== DATA ==

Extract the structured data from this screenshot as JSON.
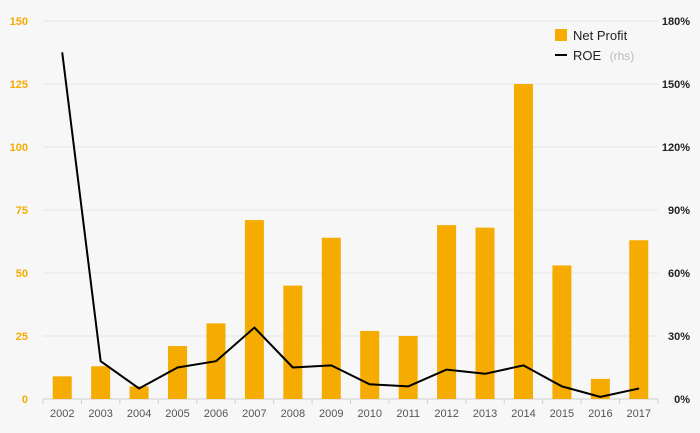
{
  "chart_data": {
    "type": "bar",
    "categories": [
      "2002",
      "2003",
      "2004",
      "2005",
      "2006",
      "2007",
      "2008",
      "2009",
      "2010",
      "2011",
      "2012",
      "2013",
      "2014",
      "2015",
      "2016",
      "2017"
    ],
    "series": [
      {
        "name": "Net Profit",
        "type": "bar",
        "axis": "left",
        "color": "#f5ab00",
        "values": [
          9,
          13,
          5,
          21,
          30,
          71,
          45,
          64,
          27,
          25,
          69,
          68,
          125,
          53,
          8,
          63
        ]
      },
      {
        "name": "ROE",
        "name_suffix": "(rhs)",
        "type": "line",
        "axis": "right",
        "color": "#000000",
        "values": [
          165,
          18,
          5,
          15,
          18,
          34,
          15,
          16,
          7,
          6,
          14,
          12,
          16,
          6,
          1,
          5
        ]
      }
    ],
    "y_left": {
      "ticks": [
        "0",
        "25",
        "50",
        "75",
        "100",
        "125",
        "150"
      ],
      "ylim": [
        0,
        150
      ],
      "label_color": "#f5ab00"
    },
    "y_right": {
      "ticks": [
        "0%",
        "30%",
        "60%",
        "90%",
        "120%",
        "150%",
        "180%"
      ],
      "ylim": [
        0,
        180
      ]
    },
    "grid": true,
    "legend_position": "top-right"
  }
}
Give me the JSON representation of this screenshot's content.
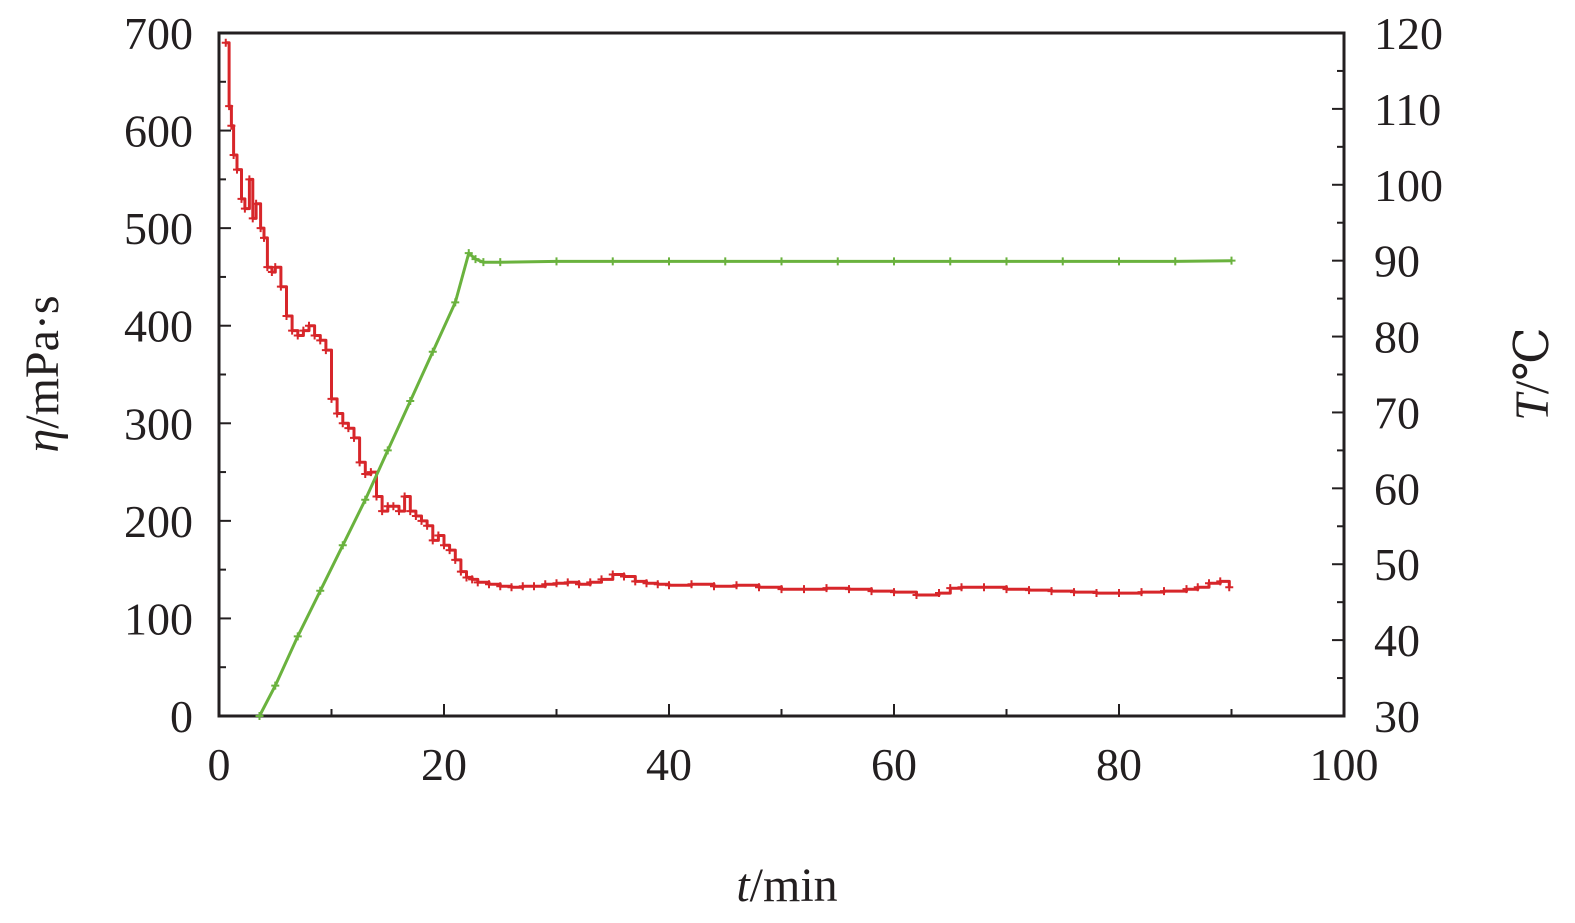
{
  "chart_data": {
    "type": "line",
    "x_axis": {
      "label_var": "t",
      "label_unit": "/min",
      "range": [
        0,
        100
      ],
      "ticks": [
        0,
        20,
        40,
        60,
        80,
        100
      ]
    },
    "y_left": {
      "label_var": "η",
      "label_unit": "/mPa·s",
      "range": [
        0,
        700
      ],
      "ticks": [
        0,
        100,
        200,
        300,
        400,
        500,
        600,
        700
      ]
    },
    "y_right": {
      "label_var": "T",
      "label_unit": "/℃",
      "range": [
        30,
        120
      ],
      "ticks": [
        30,
        40,
        50,
        60,
        70,
        80,
        90,
        100,
        110,
        120
      ]
    },
    "grid": false,
    "legend": "none",
    "series": [
      {
        "axis": "left",
        "color": "#d7262a",
        "x": [
          0.6,
          0.9,
          1.1,
          1.3,
          1.6,
          2.0,
          2.3,
          2.7,
          3.0,
          3.3,
          3.7,
          4.0,
          4.3,
          4.7,
          5.0,
          5.5,
          6.0,
          6.5,
          7.0,
          7.5,
          8.0,
          8.5,
          9.0,
          9.5,
          10.0,
          10.5,
          11.0,
          11.5,
          12.0,
          12.5,
          13.0,
          13.5,
          14.0,
          14.5,
          15.0,
          15.5,
          16.0,
          16.5,
          17.0,
          17.5,
          18.0,
          18.5,
          19.0,
          19.5,
          20.0,
          20.5,
          21.0,
          21.5,
          22.0,
          22.5,
          23.0,
          24.0,
          25.0,
          26.0,
          27.0,
          28.0,
          29.0,
          30.0,
          31.0,
          32.0,
          33.0,
          34.0,
          35.0,
          36.0,
          37.0,
          38.0,
          39.0,
          40.0,
          42.0,
          44.0,
          46.0,
          48.0,
          50.0,
          52.0,
          54.0,
          56.0,
          58.0,
          60.0,
          62.0,
          64.0,
          65.0,
          66.0,
          68.0,
          70.0,
          72.0,
          74.0,
          76.0,
          78.0,
          80.0,
          82.0,
          84.0,
          86.0,
          87.0,
          88.0,
          89.0,
          89.8
        ],
        "y": [
          690,
          625,
          605,
          575,
          560,
          530,
          520,
          550,
          510,
          525,
          500,
          490,
          460,
          455,
          460,
          440,
          410,
          395,
          390,
          395,
          400,
          390,
          385,
          375,
          325,
          310,
          300,
          295,
          285,
          260,
          248,
          250,
          225,
          210,
          215,
          215,
          210,
          225,
          210,
          205,
          200,
          195,
          180,
          185,
          175,
          170,
          160,
          148,
          142,
          140,
          137,
          135,
          133,
          132,
          133,
          133,
          135,
          136,
          137,
          135,
          137,
          140,
          145,
          143,
          138,
          136,
          135,
          134,
          135,
          133,
          134,
          132,
          130,
          130,
          131,
          130,
          128,
          127,
          124,
          126,
          131,
          132,
          132,
          130,
          129,
          128,
          127,
          126,
          126,
          127,
          128,
          130,
          132,
          136,
          138,
          132
        ]
      },
      {
        "axis": "right",
        "color": "#6ab23e",
        "x": [
          3.6,
          5.0,
          7.0,
          9.0,
          11.0,
          13.0,
          15.0,
          17.0,
          19.0,
          21.0,
          22.2,
          22.8,
          23.5,
          25.0,
          30.0,
          35.0,
          40.0,
          45.0,
          50.0,
          55.0,
          60.0,
          65.0,
          70.0,
          75.0,
          80.0,
          85.0,
          90.0
        ],
        "y": [
          30.0,
          34.0,
          40.5,
          46.5,
          52.5,
          58.5,
          65.0,
          71.5,
          78.0,
          84.5,
          91.0,
          90.2,
          89.8,
          89.8,
          89.9,
          89.9,
          89.9,
          89.9,
          89.9,
          89.9,
          89.9,
          89.9,
          89.9,
          89.9,
          89.9,
          89.9,
          90.0
        ]
      }
    ]
  }
}
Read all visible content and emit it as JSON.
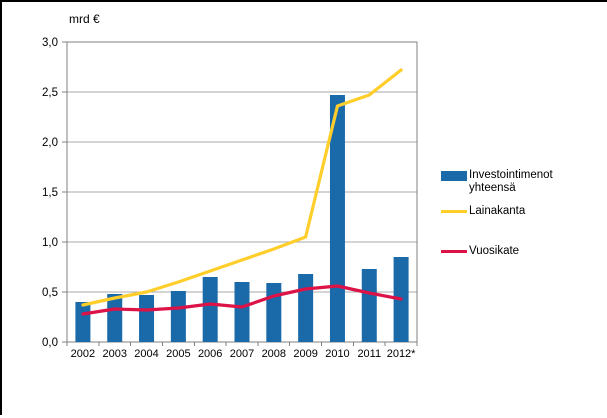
{
  "chart_data": {
    "type": "bar+line",
    "title": "mrd €",
    "categories": [
      "2002",
      "2003",
      "2004",
      "2005",
      "2006",
      "2007",
      "2008",
      "2009",
      "2010",
      "2011",
      "2012*"
    ],
    "series": [
      {
        "name": "Investointimenot yhteensä",
        "type": "bar",
        "color": "#1A6AAA",
        "values": [
          0.4,
          0.48,
          0.47,
          0.51,
          0.65,
          0.6,
          0.59,
          0.68,
          2.47,
          0.73,
          0.85
        ]
      },
      {
        "name": "Lainakanta",
        "type": "line",
        "color": "#FFCE2B",
        "values": [
          0.37,
          0.44,
          0.5,
          0.6,
          0.71,
          0.82,
          0.93,
          1.05,
          2.36,
          2.47,
          2.72
        ]
      },
      {
        "name": "Vuosikate",
        "type": "line",
        "color": "#DD1247",
        "values": [
          0.28,
          0.33,
          0.32,
          0.34,
          0.38,
          0.35,
          0.46,
          0.53,
          0.56,
          0.49,
          0.43
        ]
      }
    ],
    "ylabel_unit": "mrd €",
    "ylim": [
      0,
      3
    ],
    "ytick_step": 0.5,
    "ytick_labels": [
      "0,0",
      "0,5",
      "1,0",
      "1,5",
      "2,0",
      "2,5",
      "3,0"
    ],
    "grid": true,
    "legend_position": "right",
    "colors": {
      "grid": "#A9A9A9",
      "axis": "#808080",
      "text": "#000000"
    }
  },
  "legend": {
    "items": [
      {
        "label": "Investointimenot yhteensä",
        "swatch": "bar"
      },
      {
        "label": "Lainakanta",
        "swatch": "line"
      },
      {
        "label": "Vuosikate",
        "swatch": "line"
      }
    ]
  }
}
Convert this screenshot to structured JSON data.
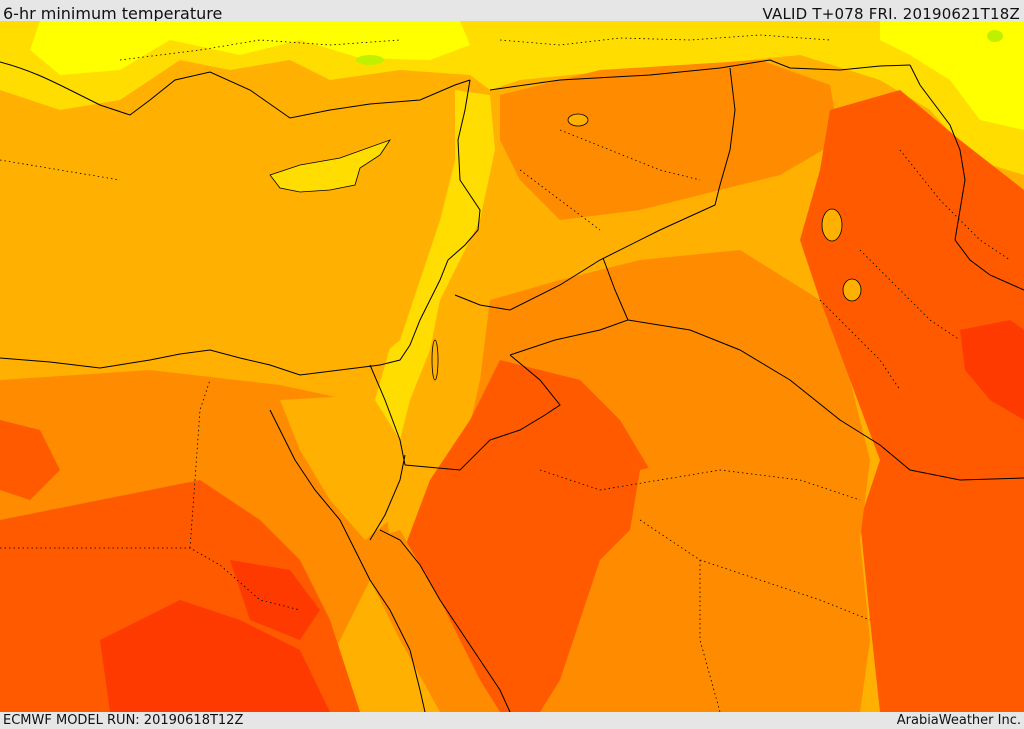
{
  "header": {
    "title": "6-hr minimum temperature",
    "valid": "VALID T+078 FRI. 20190621T18Z"
  },
  "footer": {
    "model_run": "ECMWF MODEL RUN: 20190618T12Z",
    "credit": "ArabiaWeather Inc."
  },
  "map": {
    "region": "Eastern Mediterranean, Levant, Egypt, Iraq and northern Arabia",
    "colors": {
      "coolest": "#ffff00",
      "cool": "#ffdd00",
      "mild": "#ffb000",
      "warm": "#ff8c00",
      "hot": "#ff5a00",
      "hottest": "#ff3a00",
      "green_spot": "#bff000",
      "borders": "#000000"
    }
  }
}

== EXERCISE INSTRUCTIONS ==
The lines to be extracted begin at the line containing "Convert this screenshot" and continue through the final line of the material above, both ends included. Reproduce them exactly, without the pictures.

== RESPONSE FOR THIS EXERCISE ==
Convert this screenshot to structured JSON data.
{
  "header": {
    "title": "6-hr minimum temperature",
    "valid": "VALID T+078 FRI. 20190621T18Z"
  },
  "footer": {
    "model_run": "ECMWF MODEL RUN: 20190618T12Z",
    "credit": "ArabiaWeather Inc."
  },
  "map": {
    "region": "Eastern Mediterranean, Levant, Egypt, Iraq and northern Arabia",
    "colors": {
      "coolest": "#ffff00",
      "cool": "#ffdd00",
      "mild": "#ffb000",
      "warm": "#ff8c00",
      "hot": "#ff5a00",
      "hottest": "#ff3a00",
      "green_spot": "#bff000",
      "borders": "#000000"
    }
  }
}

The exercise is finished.